**What is asked:**
Gather every line that includes the word "this", please.

**Listed entries:**
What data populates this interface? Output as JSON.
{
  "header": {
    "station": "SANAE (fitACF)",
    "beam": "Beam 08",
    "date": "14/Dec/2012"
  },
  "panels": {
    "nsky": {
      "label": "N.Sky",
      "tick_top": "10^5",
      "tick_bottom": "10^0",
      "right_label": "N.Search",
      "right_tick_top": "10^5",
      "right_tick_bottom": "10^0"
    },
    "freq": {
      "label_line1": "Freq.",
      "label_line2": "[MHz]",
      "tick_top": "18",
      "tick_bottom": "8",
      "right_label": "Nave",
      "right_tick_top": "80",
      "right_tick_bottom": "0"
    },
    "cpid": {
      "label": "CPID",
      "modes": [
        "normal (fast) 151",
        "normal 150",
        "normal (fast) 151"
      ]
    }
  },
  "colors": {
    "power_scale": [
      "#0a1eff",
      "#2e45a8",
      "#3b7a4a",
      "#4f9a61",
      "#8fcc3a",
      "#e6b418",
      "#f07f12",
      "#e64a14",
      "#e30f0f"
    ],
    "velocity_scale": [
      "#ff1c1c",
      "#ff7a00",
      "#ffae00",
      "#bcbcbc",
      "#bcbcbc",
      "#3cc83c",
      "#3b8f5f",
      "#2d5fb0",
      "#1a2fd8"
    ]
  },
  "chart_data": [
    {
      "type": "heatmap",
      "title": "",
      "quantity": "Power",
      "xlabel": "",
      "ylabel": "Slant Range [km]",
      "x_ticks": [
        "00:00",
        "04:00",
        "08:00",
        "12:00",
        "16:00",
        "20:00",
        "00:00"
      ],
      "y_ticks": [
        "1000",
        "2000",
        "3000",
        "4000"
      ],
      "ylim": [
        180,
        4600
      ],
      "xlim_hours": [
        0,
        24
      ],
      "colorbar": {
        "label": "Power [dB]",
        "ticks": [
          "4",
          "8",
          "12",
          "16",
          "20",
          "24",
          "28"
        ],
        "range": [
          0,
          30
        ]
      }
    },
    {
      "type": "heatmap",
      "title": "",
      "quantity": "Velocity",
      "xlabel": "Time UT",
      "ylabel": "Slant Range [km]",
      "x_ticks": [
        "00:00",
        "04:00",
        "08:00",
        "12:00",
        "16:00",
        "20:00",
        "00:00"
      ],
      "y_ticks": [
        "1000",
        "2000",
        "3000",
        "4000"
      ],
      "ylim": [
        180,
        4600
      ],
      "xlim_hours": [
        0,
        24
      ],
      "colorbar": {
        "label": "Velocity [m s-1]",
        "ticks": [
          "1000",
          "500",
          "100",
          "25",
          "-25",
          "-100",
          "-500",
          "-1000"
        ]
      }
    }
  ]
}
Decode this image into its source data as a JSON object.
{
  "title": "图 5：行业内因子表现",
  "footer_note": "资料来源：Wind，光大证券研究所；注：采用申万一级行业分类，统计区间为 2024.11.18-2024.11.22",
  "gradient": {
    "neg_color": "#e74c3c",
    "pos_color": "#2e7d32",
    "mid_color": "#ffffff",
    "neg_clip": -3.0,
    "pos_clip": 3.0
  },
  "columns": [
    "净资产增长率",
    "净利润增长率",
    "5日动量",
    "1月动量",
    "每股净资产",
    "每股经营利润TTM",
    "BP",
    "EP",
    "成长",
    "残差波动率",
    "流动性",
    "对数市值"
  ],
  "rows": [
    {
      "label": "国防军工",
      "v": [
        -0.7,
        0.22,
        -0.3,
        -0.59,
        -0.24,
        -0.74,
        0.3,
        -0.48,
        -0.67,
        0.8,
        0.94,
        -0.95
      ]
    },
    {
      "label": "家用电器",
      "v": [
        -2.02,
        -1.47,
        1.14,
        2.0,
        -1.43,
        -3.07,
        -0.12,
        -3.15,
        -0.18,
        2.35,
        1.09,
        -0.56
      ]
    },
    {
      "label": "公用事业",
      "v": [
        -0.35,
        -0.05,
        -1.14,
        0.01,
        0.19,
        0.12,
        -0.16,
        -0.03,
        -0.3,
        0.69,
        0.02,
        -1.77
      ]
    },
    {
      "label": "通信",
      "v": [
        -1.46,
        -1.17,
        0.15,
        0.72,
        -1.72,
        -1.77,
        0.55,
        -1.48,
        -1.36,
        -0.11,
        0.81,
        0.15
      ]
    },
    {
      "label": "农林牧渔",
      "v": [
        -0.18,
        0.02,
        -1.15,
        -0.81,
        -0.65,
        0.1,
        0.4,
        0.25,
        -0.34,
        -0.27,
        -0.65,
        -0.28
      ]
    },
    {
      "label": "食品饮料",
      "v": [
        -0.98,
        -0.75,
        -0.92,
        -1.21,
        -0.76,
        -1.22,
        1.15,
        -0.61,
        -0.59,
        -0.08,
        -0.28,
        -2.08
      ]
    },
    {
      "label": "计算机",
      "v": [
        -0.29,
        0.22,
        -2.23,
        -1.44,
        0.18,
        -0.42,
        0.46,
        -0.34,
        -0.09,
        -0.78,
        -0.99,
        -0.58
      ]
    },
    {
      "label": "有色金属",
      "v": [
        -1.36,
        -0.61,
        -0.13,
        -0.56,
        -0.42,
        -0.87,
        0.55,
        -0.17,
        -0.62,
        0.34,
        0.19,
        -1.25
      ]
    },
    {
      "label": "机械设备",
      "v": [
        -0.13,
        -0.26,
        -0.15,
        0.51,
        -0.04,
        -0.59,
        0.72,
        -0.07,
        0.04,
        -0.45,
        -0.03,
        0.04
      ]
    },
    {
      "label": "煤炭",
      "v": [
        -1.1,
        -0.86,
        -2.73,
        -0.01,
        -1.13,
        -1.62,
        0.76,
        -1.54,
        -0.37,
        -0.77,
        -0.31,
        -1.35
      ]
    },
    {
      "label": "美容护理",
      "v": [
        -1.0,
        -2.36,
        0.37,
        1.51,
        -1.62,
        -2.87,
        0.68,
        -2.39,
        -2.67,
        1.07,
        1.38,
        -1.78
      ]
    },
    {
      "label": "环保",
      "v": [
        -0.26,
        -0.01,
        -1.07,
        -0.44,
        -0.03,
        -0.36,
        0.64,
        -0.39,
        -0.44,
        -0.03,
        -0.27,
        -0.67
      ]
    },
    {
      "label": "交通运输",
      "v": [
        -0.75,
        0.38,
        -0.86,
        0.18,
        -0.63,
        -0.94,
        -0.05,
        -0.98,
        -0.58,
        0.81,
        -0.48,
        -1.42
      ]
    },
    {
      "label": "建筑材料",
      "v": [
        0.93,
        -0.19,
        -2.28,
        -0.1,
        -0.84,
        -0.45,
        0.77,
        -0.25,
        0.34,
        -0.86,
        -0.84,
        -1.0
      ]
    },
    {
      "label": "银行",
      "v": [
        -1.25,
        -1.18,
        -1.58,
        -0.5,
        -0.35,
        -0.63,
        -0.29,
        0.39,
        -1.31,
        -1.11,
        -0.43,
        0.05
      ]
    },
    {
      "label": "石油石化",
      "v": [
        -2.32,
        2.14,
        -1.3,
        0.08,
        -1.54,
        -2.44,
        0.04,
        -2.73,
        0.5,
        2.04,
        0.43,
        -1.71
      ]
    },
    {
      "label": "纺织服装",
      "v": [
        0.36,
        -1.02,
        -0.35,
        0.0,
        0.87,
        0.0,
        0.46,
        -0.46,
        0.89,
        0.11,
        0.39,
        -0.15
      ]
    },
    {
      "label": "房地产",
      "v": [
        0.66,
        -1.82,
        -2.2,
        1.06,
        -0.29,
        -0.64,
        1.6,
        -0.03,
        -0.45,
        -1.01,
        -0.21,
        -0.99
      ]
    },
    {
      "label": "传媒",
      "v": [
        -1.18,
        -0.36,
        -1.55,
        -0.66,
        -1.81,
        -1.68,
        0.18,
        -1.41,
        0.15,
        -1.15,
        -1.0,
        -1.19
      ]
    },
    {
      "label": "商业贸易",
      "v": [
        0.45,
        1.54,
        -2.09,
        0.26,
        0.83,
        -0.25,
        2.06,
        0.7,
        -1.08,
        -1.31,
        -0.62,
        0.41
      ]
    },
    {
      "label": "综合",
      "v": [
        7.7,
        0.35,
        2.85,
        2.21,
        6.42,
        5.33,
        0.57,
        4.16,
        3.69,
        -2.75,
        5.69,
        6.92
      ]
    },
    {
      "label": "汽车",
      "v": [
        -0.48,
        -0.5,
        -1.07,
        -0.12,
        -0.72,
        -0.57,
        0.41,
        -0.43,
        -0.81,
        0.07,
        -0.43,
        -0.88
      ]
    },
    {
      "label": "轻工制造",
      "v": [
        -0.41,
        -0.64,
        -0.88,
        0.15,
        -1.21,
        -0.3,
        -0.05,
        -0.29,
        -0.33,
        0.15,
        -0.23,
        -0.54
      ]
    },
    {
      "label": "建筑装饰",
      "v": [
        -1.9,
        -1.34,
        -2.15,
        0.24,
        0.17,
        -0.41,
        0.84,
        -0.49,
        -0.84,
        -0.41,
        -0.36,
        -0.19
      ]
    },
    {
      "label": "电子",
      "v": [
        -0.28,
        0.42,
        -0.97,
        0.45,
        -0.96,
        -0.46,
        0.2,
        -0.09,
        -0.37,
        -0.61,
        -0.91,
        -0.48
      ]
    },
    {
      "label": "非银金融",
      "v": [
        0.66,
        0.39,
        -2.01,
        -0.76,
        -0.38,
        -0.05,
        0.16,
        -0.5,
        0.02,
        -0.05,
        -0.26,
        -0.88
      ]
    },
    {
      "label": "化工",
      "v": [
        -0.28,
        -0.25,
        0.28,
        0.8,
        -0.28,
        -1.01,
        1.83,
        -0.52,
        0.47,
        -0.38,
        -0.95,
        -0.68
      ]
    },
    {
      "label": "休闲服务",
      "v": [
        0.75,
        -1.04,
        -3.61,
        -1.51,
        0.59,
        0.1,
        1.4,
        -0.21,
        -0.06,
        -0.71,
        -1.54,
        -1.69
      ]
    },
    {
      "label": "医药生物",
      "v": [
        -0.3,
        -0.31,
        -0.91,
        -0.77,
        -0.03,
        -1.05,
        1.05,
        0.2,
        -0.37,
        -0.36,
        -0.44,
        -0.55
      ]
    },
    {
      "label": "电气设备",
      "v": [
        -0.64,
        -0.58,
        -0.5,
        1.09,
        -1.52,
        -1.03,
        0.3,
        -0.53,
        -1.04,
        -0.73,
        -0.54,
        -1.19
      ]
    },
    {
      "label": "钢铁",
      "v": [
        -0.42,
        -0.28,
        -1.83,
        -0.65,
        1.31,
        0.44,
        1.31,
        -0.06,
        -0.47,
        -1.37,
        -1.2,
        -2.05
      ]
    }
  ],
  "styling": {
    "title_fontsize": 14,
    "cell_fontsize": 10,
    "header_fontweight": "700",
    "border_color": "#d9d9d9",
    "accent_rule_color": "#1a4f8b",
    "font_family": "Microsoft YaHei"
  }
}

**Completed exercise:**
What data populates this interface? Output as JSON.
Decode this image into its source data as a JSON object.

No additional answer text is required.